▶ _TASK DETAILS_
Where a line contains the word "name", copy that line in full.

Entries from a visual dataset
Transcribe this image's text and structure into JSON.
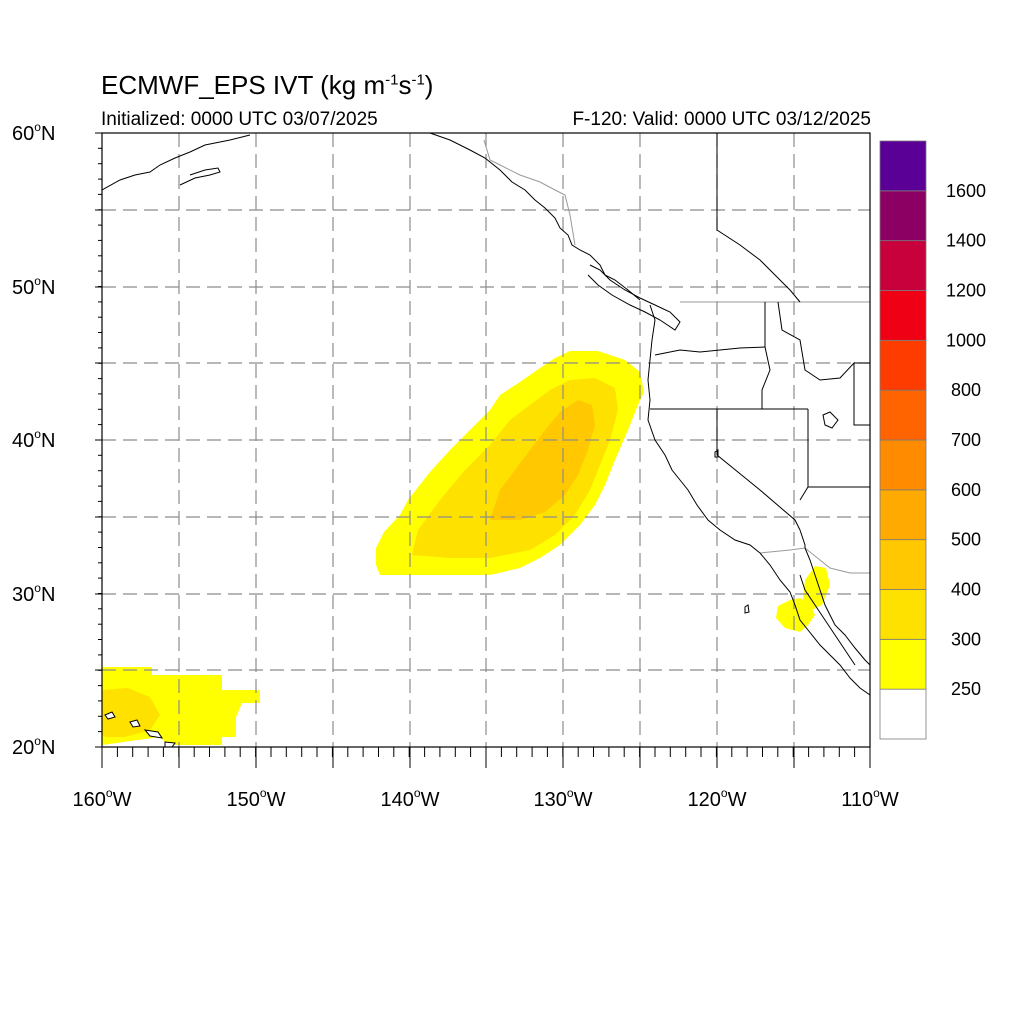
{
  "title": {
    "main": "ECMWF_EPS IVT (kg m",
    "exp1": "-1",
    "mid": "s",
    "exp2": "-1",
    "end": ")"
  },
  "subtitle_left": "Initialized: 0000 UTC 03/07/2025",
  "subtitle_right": "F-120: Valid: 0000 UTC 03/12/2025",
  "map": {
    "lon_range": [
      -160,
      -110
    ],
    "lat_range": [
      20,
      60
    ],
    "grid": true,
    "grid_style": "dashed gray",
    "x_ticks": [
      {
        "lon": -160,
        "label": "160",
        "suffix": "W"
      },
      {
        "lon": -150,
        "label": "150",
        "suffix": "W"
      },
      {
        "lon": -140,
        "label": "140",
        "suffix": "W"
      },
      {
        "lon": -130,
        "label": "130",
        "suffix": "W"
      },
      {
        "lon": -120,
        "label": "120",
        "suffix": "W"
      },
      {
        "lon": -110,
        "label": "110",
        "suffix": "W"
      }
    ],
    "y_ticks": [
      {
        "lat": 60,
        "label": "60",
        "suffix": "N"
      },
      {
        "lat": 50,
        "label": "50",
        "suffix": "N"
      },
      {
        "lat": 40,
        "label": "40",
        "suffix": "N"
      },
      {
        "lat": 30,
        "label": "30",
        "suffix": "N"
      },
      {
        "lat": 20,
        "label": "20",
        "suffix": "N"
      }
    ]
  },
  "colorbar": {
    "levels": [
      250,
      300,
      400,
      500,
      600,
      700,
      800,
      1000,
      1200,
      1400,
      1600
    ],
    "labels": [
      "250",
      "300",
      "400",
      "500",
      "600",
      "700",
      "800",
      "1000",
      "1200",
      "1400",
      "1600"
    ],
    "colors": [
      "#ffffff",
      "#ffff00",
      "#ffe100",
      "#ffc800",
      "#ffaa00",
      "#ff8c00",
      "#ff6400",
      "#ff3c00",
      "#f00014",
      "#c8003c",
      "#8c0064",
      "#5a0096"
    ]
  },
  "ivt_features": [
    {
      "name": "atmospheric river",
      "outer_color": "#ffff00",
      "mid_color": "#ffe100",
      "core_color": "#ffc800"
    },
    {
      "name": "subtropical moisture near Hawaii",
      "outer_color": "#ffff00",
      "mid_color": "#ffe100"
    },
    {
      "name": "Baja California",
      "outer_color": "#ffff00"
    }
  ]
}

▶ _OUTPUT_
      "name": "atmospheric river",
      "name": "subtropical moisture near Hawaii",
      "name": "Baja California",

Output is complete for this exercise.